## [RECORDS TO PROCESS]
-*-

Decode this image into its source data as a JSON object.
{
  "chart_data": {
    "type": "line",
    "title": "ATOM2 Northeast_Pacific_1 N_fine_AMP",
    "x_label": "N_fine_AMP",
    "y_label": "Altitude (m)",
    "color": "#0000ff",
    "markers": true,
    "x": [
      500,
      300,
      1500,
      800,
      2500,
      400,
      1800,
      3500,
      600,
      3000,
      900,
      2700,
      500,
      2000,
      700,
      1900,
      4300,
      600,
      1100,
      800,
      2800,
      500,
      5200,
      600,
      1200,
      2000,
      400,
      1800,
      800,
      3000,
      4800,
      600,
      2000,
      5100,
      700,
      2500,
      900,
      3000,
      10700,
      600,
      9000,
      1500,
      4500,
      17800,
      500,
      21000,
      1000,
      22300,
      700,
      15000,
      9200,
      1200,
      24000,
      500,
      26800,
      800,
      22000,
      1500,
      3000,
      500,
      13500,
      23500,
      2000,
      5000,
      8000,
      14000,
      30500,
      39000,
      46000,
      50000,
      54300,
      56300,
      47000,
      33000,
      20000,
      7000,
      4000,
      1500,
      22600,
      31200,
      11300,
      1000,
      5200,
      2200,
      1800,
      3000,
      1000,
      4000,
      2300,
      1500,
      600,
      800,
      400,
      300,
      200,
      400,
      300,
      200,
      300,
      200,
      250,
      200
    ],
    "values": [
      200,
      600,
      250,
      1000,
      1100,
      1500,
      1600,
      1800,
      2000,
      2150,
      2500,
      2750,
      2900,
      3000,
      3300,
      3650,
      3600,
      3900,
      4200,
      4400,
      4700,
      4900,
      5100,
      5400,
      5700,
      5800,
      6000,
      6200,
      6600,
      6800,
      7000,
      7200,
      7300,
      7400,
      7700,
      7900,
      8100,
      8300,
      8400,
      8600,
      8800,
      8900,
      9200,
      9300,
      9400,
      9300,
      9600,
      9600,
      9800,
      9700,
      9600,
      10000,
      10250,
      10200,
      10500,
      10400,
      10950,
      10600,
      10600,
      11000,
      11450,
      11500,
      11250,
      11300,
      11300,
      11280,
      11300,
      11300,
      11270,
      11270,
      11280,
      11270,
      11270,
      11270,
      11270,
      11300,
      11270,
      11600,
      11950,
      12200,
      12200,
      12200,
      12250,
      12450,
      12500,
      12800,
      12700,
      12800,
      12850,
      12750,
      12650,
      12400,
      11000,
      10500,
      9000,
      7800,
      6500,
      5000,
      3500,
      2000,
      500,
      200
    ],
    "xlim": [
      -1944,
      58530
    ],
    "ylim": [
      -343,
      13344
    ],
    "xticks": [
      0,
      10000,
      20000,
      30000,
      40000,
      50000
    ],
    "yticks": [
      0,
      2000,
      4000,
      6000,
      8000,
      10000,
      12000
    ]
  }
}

-*-

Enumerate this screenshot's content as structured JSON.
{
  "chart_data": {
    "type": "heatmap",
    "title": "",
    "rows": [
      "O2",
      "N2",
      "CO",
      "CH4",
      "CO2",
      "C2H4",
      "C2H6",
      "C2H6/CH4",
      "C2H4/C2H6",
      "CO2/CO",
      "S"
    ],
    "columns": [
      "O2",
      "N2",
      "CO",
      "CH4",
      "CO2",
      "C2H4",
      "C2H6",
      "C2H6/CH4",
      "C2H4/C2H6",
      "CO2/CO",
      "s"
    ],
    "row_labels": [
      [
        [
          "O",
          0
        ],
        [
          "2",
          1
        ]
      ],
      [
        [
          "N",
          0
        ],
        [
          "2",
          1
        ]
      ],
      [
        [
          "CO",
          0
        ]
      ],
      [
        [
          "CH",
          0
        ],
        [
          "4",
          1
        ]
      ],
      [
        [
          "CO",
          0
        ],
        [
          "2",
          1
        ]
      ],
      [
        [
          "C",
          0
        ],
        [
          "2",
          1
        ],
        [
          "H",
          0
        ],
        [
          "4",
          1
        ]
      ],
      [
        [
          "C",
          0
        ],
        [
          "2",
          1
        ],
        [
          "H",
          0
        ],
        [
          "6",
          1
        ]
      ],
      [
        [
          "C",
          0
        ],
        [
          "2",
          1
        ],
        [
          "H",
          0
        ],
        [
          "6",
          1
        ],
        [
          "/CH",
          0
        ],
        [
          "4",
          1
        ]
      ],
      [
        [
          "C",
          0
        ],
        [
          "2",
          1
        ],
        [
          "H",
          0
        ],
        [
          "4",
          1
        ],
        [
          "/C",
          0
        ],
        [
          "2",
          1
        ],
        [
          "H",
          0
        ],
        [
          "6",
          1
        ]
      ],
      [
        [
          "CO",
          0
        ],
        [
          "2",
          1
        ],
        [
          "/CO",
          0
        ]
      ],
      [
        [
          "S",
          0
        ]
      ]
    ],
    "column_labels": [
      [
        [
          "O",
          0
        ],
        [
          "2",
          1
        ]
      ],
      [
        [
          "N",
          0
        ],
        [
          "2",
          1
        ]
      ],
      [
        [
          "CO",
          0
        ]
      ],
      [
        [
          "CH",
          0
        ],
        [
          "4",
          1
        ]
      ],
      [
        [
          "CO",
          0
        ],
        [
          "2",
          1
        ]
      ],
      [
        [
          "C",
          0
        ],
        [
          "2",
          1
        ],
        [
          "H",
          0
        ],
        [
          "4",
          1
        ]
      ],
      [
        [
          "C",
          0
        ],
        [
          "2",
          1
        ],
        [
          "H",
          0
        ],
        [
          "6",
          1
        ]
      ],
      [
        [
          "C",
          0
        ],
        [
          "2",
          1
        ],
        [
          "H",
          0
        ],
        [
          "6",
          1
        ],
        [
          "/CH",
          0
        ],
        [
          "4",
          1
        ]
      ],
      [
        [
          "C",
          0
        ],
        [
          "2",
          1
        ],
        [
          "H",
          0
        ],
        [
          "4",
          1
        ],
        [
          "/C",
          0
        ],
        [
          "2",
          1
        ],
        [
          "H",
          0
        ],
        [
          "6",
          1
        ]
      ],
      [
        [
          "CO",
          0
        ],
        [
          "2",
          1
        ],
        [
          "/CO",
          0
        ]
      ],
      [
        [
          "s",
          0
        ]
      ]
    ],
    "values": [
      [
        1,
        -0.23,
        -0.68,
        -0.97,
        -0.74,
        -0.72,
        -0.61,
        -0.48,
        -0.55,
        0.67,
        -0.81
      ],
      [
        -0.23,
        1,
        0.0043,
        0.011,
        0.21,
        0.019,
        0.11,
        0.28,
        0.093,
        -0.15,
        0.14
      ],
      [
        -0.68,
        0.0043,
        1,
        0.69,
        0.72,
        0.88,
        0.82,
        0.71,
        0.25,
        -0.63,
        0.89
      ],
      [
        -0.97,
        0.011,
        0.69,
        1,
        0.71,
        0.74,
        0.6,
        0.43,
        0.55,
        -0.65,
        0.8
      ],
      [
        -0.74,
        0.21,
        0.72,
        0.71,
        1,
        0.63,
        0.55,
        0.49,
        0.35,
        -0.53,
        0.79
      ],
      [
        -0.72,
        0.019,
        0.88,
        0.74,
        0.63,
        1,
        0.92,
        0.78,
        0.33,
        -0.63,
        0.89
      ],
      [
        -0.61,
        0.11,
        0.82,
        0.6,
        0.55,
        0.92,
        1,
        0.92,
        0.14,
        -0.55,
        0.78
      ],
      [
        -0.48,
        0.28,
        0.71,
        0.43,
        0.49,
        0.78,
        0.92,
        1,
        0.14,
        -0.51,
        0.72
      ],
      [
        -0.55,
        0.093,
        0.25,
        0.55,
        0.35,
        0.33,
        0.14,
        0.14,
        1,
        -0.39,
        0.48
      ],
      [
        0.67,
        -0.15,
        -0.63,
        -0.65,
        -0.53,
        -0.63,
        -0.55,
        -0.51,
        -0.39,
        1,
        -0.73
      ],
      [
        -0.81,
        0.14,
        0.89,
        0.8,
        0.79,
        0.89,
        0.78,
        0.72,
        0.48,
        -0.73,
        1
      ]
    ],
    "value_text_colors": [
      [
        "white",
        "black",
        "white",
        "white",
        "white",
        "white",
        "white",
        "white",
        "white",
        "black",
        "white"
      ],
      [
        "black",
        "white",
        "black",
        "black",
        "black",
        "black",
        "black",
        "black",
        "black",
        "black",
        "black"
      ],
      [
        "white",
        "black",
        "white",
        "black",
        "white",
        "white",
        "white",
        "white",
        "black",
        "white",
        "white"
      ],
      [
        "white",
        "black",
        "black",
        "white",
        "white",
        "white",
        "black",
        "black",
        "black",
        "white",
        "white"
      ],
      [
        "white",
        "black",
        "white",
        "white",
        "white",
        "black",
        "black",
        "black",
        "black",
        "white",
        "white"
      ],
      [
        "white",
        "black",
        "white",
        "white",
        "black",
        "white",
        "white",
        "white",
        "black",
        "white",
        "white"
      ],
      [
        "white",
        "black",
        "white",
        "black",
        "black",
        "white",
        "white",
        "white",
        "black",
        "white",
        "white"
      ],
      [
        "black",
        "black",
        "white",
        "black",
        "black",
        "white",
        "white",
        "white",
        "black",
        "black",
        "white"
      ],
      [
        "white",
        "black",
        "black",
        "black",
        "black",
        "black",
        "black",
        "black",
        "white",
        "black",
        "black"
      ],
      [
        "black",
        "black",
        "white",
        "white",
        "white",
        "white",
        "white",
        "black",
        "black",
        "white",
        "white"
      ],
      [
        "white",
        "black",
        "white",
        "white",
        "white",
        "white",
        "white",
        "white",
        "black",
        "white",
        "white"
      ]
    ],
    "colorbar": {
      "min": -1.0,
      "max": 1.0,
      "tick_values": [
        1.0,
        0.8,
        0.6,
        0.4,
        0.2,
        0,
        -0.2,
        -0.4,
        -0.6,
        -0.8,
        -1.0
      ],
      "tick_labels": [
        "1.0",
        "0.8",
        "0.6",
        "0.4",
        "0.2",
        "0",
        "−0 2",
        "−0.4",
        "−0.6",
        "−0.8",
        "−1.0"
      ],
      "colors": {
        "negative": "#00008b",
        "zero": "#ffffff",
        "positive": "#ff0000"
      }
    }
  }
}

-*-

## [TO BE DONE]
Where a line of the material above holds the string "this", copy that line.

## [EXERCISE OUTPUT]
Decode this image into its source data as a JSON object.
Enumerate this screenshot's content as structured JSON.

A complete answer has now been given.